──────── Dataset rows ────────
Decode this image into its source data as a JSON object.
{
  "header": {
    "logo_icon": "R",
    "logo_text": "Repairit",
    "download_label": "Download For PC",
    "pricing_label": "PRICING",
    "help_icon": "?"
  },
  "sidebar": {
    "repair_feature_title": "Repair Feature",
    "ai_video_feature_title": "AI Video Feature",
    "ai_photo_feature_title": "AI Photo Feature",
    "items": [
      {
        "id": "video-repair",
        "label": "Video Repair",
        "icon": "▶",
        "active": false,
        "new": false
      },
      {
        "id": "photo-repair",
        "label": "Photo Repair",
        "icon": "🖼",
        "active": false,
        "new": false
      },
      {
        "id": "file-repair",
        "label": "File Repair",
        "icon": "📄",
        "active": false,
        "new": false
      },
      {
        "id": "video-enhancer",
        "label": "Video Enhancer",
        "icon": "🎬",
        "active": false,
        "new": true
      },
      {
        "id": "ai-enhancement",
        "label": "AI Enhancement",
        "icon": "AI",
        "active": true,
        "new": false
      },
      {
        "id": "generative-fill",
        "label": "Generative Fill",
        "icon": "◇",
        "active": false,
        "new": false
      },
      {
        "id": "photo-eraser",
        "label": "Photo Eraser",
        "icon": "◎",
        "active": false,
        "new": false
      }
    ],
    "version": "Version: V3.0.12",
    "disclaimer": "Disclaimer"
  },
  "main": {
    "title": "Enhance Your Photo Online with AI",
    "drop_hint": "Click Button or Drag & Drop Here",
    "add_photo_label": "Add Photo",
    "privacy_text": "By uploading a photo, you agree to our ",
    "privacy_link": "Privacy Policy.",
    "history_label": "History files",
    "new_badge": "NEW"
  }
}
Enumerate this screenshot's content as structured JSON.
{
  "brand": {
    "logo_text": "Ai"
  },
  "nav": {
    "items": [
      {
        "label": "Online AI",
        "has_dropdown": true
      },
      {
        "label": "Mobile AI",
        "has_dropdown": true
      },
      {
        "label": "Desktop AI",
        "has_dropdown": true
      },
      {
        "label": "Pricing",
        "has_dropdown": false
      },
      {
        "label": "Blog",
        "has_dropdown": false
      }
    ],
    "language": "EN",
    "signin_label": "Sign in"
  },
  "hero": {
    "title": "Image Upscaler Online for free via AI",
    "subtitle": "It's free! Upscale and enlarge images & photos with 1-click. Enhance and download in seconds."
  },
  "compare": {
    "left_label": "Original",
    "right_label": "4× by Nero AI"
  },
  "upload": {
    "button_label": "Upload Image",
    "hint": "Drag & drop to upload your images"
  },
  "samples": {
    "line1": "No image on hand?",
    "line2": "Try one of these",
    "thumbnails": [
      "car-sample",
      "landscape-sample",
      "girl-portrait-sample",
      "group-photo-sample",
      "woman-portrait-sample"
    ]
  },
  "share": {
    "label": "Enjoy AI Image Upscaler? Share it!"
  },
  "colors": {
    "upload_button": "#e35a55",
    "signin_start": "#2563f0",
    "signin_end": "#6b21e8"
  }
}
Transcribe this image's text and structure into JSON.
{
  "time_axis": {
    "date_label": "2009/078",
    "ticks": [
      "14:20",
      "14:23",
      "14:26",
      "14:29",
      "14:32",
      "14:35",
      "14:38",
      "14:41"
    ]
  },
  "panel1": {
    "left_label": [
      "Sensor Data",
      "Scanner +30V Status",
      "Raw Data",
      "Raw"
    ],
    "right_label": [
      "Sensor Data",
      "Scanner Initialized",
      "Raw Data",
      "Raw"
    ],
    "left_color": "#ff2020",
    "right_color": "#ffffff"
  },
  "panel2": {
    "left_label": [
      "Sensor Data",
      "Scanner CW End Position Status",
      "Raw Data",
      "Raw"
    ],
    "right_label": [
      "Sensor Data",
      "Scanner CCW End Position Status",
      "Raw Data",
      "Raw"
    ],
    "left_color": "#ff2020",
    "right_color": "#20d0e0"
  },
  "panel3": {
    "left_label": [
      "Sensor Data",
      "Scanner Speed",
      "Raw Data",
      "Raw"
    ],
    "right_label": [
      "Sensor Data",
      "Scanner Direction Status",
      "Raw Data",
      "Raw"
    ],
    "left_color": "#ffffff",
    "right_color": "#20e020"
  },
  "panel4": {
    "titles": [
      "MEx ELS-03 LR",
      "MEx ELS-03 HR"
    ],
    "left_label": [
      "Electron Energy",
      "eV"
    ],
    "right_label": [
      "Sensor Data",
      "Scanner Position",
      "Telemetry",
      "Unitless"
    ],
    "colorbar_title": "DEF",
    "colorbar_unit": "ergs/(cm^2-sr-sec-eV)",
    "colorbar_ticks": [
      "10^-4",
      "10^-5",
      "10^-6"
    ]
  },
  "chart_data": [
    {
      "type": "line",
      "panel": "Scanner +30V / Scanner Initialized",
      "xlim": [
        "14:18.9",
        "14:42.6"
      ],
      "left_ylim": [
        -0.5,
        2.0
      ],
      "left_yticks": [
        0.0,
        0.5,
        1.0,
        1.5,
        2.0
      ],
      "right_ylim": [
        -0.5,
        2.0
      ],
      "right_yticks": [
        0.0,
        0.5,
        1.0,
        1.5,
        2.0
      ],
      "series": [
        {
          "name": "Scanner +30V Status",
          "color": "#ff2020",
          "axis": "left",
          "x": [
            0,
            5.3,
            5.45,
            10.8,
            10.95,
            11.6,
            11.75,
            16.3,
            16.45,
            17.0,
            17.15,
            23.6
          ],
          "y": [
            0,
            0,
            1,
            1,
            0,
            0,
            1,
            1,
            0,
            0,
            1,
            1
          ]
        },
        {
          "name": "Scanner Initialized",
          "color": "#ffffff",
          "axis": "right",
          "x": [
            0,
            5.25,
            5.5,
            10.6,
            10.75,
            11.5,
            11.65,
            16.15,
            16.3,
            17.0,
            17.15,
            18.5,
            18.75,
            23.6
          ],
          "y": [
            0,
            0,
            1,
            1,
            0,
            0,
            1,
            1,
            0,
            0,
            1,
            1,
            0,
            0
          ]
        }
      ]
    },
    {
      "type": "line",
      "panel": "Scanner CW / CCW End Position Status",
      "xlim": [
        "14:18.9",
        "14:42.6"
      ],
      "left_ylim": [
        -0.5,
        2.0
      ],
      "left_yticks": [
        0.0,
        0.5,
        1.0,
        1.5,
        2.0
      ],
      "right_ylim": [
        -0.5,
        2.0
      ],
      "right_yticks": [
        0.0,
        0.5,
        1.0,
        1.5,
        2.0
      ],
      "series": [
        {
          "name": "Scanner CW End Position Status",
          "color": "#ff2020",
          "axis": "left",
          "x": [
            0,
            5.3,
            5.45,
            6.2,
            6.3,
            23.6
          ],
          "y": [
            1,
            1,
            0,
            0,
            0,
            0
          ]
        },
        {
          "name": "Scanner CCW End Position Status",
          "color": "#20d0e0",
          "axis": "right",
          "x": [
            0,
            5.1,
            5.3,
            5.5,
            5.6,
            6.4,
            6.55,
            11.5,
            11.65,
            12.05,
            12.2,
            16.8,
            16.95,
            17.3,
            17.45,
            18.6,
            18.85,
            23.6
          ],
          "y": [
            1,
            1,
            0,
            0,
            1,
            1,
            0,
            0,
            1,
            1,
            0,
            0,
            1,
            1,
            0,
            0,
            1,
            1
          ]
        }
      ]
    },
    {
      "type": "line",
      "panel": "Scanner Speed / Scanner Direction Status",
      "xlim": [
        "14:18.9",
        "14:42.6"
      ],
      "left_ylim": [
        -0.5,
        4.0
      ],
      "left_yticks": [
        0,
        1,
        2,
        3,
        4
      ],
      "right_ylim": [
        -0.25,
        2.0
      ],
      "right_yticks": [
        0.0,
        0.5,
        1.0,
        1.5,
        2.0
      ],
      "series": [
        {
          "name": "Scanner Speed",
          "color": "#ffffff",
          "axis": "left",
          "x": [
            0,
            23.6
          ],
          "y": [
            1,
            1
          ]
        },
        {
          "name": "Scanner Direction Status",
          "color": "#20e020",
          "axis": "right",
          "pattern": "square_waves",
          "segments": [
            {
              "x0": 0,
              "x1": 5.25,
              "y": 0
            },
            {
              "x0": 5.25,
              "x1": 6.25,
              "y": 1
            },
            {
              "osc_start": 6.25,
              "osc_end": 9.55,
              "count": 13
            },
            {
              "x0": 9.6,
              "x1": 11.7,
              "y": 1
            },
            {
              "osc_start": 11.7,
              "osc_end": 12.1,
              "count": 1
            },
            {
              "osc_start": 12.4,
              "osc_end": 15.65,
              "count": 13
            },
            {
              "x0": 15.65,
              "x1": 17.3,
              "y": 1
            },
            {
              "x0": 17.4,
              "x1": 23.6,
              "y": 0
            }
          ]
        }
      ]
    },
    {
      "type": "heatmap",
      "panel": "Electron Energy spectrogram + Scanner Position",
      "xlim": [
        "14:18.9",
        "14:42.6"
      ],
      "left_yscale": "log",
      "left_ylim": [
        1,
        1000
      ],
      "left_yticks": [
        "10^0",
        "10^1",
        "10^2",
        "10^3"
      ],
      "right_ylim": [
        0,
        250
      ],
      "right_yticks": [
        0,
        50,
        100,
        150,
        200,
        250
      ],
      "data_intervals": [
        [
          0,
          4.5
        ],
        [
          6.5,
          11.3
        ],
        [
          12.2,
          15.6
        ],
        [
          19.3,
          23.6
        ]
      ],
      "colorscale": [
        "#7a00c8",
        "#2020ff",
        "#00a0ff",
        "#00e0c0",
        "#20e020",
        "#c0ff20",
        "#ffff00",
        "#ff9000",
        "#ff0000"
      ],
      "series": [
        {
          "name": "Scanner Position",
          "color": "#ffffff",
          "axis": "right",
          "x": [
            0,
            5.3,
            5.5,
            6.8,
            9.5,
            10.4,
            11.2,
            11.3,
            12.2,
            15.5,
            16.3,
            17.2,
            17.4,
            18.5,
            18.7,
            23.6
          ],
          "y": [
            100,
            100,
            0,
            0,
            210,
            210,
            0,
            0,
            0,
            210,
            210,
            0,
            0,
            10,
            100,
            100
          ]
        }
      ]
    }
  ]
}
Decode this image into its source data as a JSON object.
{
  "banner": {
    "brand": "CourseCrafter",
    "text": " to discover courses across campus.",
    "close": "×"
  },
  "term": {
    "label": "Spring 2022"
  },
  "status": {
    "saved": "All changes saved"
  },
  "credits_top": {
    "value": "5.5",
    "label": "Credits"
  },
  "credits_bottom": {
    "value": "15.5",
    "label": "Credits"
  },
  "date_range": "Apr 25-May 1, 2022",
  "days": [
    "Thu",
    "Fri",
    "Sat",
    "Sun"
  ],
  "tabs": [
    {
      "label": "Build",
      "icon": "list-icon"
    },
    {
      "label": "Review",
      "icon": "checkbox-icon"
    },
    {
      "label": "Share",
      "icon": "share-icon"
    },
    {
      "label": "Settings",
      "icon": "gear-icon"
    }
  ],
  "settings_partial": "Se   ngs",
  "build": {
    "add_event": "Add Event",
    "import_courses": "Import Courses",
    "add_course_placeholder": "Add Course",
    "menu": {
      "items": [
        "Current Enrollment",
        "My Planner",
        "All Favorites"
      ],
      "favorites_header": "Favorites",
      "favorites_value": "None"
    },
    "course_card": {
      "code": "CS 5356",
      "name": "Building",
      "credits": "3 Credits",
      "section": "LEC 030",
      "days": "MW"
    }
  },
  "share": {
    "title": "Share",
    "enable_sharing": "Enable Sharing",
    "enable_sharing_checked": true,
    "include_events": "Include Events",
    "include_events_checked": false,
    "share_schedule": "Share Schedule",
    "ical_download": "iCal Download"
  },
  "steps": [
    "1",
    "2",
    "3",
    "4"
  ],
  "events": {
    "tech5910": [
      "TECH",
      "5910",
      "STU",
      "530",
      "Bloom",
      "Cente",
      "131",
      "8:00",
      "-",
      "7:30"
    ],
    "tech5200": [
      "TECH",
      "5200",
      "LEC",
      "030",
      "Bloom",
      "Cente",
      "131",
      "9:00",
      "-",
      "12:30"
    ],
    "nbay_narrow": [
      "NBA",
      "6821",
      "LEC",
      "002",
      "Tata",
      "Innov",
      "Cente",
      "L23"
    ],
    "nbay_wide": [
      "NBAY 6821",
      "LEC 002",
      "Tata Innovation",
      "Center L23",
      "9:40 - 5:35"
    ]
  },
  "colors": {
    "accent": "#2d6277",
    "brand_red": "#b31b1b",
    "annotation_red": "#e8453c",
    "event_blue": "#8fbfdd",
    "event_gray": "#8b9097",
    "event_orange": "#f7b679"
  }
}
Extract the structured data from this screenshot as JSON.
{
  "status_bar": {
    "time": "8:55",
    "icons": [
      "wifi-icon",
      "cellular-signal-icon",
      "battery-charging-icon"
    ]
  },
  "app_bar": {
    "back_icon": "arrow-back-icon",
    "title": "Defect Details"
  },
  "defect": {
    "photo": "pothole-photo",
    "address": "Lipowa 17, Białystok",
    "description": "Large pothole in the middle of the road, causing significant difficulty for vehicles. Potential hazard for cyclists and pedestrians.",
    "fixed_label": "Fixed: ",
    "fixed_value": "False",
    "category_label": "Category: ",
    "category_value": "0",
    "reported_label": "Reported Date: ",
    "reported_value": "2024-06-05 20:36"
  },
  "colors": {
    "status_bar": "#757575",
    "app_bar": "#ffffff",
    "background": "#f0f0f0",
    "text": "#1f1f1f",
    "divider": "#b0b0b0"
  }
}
────────
Show each line in the entries that holds the string "Initialized".

▶ [Final result]
      "Scanner Initialized",
      "panel": "Scanner +30V / Scanner Initialized",
          "name": "Scanner Initialized",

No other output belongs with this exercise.